=== PROBLEM DETAILS ===
Quote all entries in full, exactly.

=== PROVIDED MATERIAL ===
-- start --
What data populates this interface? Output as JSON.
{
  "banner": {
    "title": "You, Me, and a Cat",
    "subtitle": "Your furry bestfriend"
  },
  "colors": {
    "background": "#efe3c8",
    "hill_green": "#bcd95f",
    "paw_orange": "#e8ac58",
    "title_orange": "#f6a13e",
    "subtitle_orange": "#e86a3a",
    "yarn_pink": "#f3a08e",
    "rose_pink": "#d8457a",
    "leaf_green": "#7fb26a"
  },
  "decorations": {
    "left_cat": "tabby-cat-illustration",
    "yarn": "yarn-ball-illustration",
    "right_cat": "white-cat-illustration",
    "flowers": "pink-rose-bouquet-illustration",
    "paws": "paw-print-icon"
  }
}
-- end --
=== FULL SOLUTION ===
What data populates this interface? Output as JSON.
{
  "banner": {
    "title": "You, Me, and a Cat",
    "subtitle": "Your furry bestfriend"
  },
  "colors": {
    "background": "#efe3c8",
    "hill_green": "#bcd95f",
    "paw_orange": "#e8ac58",
    "title_orange": "#f6a13e",
    "subtitle_orange": "#e86a3a",
    "yarn_pink": "#f3a08e",
    "rose_pink": "#d8457a",
    "leaf_green": "#7fb26a"
  },
  "decorations": {
    "left_cat": "tabby-cat-illustration",
    "yarn": "yarn-ball-illustration",
    "right_cat": "white-cat-illustration",
    "flowers": "pink-rose-bouquet-illustration",
    "paws": "paw-print-icon"
  }
}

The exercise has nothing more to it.